## Extracted information

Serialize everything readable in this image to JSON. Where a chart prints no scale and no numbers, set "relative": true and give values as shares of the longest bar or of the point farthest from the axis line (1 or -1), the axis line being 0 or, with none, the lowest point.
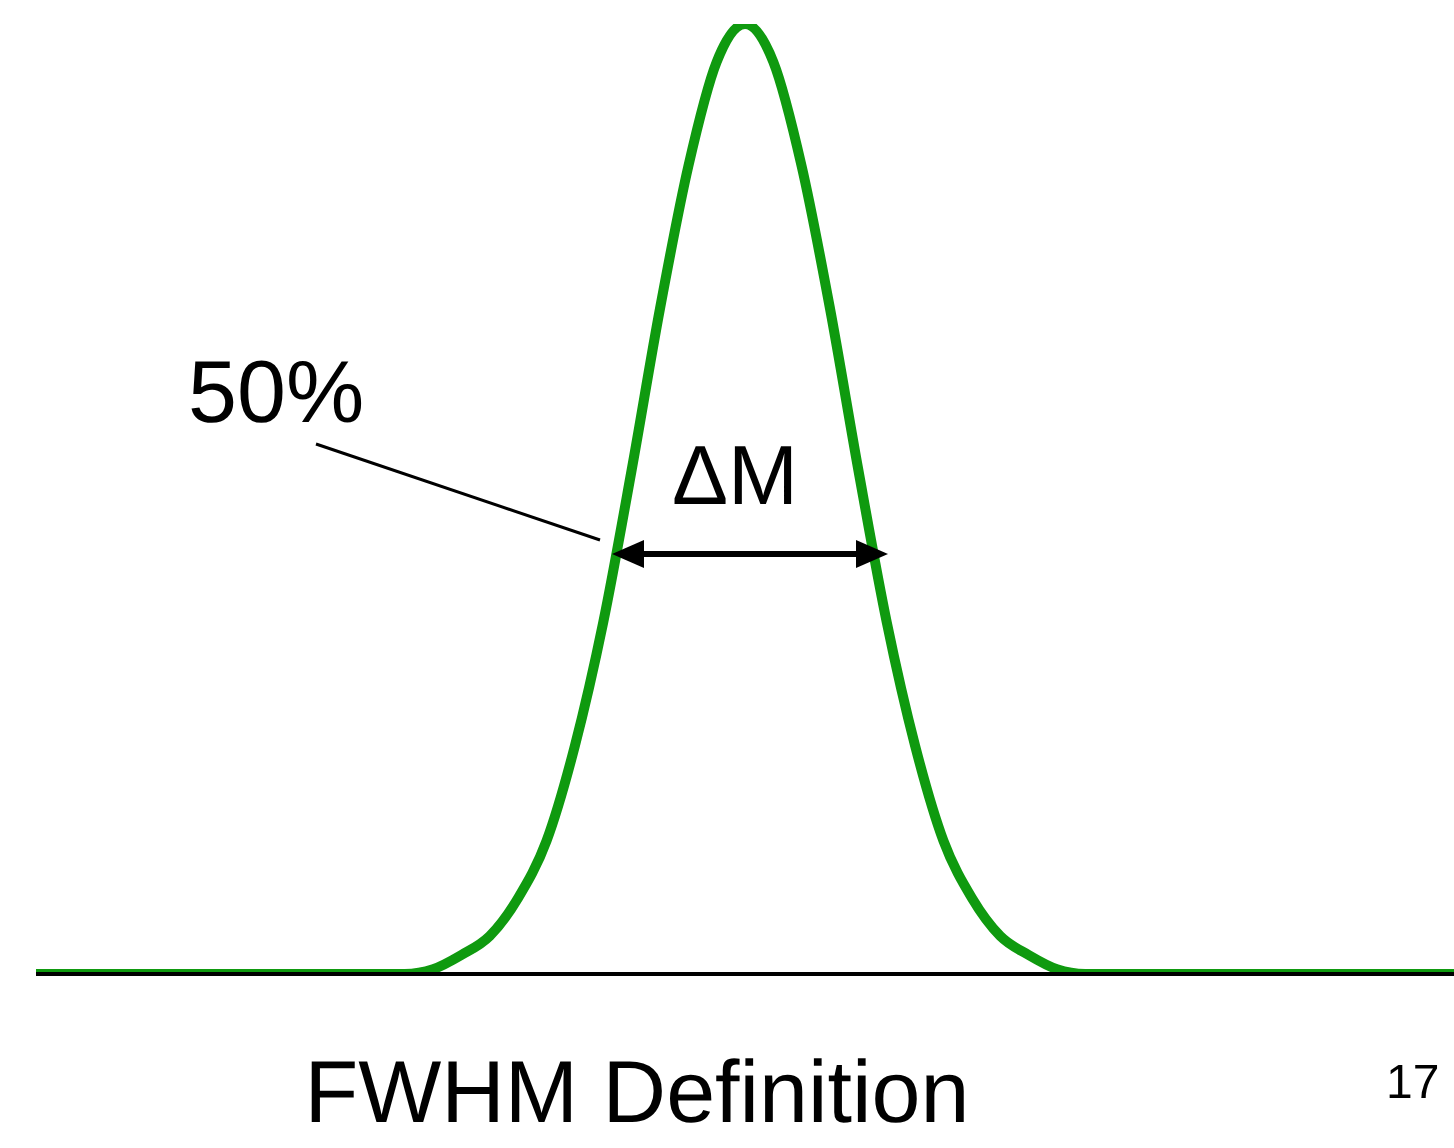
{
  "chart_data": {
    "type": "line",
    "relative": true,
    "xlabel": "FWHM Definition",
    "categories": [
      null,
      null,
      null,
      null,
      null,
      null,
      null,
      null,
      null,
      null,
      null,
      null,
      null,
      null,
      null,
      null,
      null,
      null,
      null,
      null,
      null,
      null,
      null,
      null,
      null,
      null,
      null,
      null,
      null,
      null,
      null,
      null,
      null,
      null,
      null,
      null,
      null,
      null,
      null,
      null,
      null,
      null,
      null,
      null,
      null,
      null,
      null,
      null,
      null,
      null,
      null
    ],
    "series": [
      {
        "color": "#0f9a0f",
        "values": [
          0,
          0,
          0,
          0,
          0,
          0,
          0,
          0,
          0,
          0,
          0,
          0,
          0,
          0,
          0.005,
          0.02,
          0.04,
          0.08,
          0.14,
          0.24,
          0.37,
          0.53,
          0.7,
          0.85,
          0.96,
          1,
          0.96,
          0.85,
          0.7,
          0.53,
          0.37,
          0.24,
          0.14,
          0.08,
          0.04,
          0.02,
          0.005,
          0,
          0,
          0,
          0,
          0,
          0,
          0,
          0,
          0,
          0,
          0,
          0,
          0,
          0
        ]
      }
    ],
    "annotations": [
      "50%",
      "ΔM",
      "17"
    ],
    "marker": "none",
    "line_style": "solid",
    "grid": false,
    "legend": false
  }
}
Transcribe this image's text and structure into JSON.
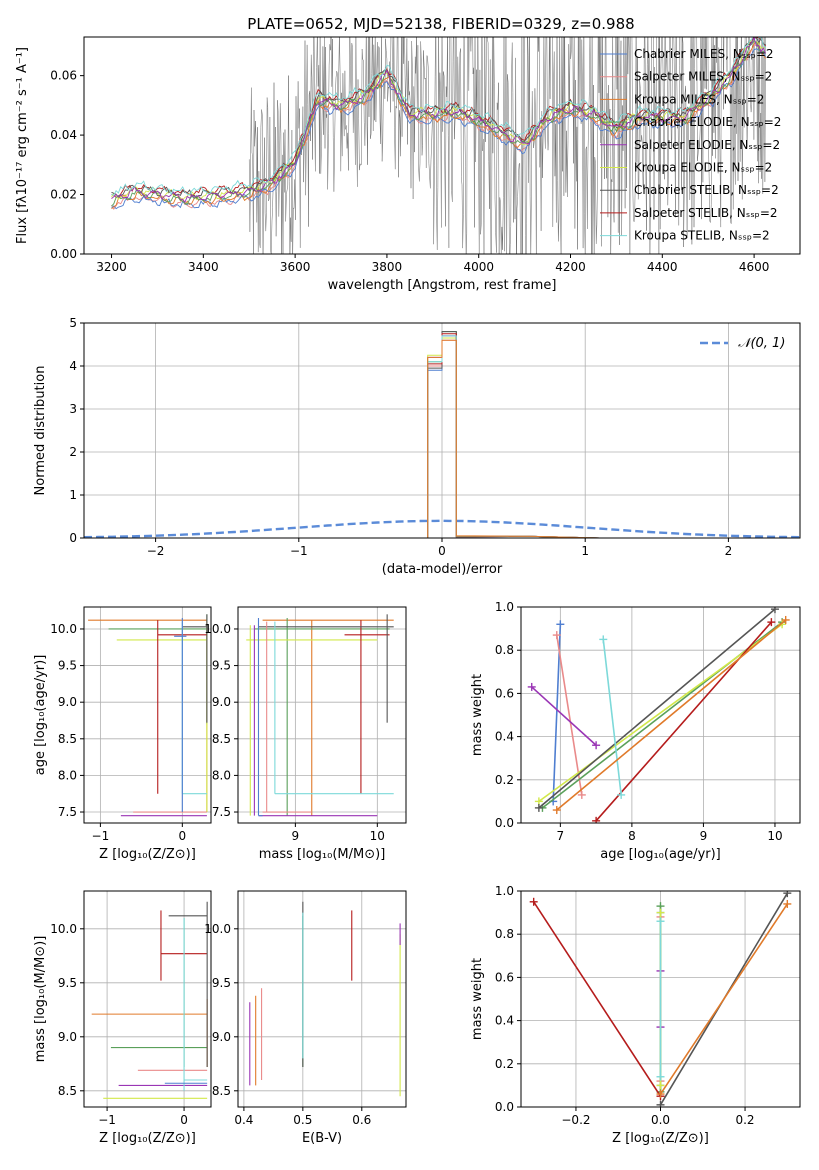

## Do this
Quote every record above exactly, leaving out the pictures.

## Result
Serialize everything readable in this image to JSON. Where a chart prints no scale and no numbers, set "relative": true and give values as shares of the longest bar or of the point farthest from the axis line (1 or -1), the axis line being 0 or, with none, the lowest point.
{
  "chart_data": {
    "type": "line",
    "relative": true,
    "xlabel": "FWHM Definition",
    "categories": [
      null,
      null,
      null,
      null,
      null,
      null,
      null,
      null,
      null,
      null,
      null,
      null,
      null,
      null,
      null,
      null,
      null,
      null,
      null,
      null,
      null,
      null,
      null,
      null,
      null,
      null,
      null,
      null,
      null,
      null,
      null,
      null,
      null,
      null,
      null,
      null,
      null,
      null,
      null,
      null,
      null,
      null,
      null,
      null,
      null,
      null,
      null,
      null,
      null,
      null,
      null
    ],
    "series": [
      {
        "color": "#0f9a0f",
        "values": [
          0,
          0,
          0,
          0,
          0,
          0,
          0,
          0,
          0,
          0,
          0,
          0,
          0,
          0,
          0.005,
          0.02,
          0.04,
          0.08,
          0.14,
          0.24,
          0.37,
          0.53,
          0.7,
          0.85,
          0.96,
          1,
          0.96,
          0.85,
          0.7,
          0.53,
          0.37,
          0.24,
          0.14,
          0.08,
          0.04,
          0.02,
          0.005,
          0,
          0,
          0,
          0,
          0,
          0,
          0,
          0,
          0,
          0,
          0,
          0,
          0,
          0
        ]
      }
    ],
    "annotations": [
      "50%",
      "ΔM",
      "17"
    ],
    "marker": "none",
    "line_style": "solid",
    "grid": false,
    "legend": false
  }
}
Transcribe this image's text and structure into JSON.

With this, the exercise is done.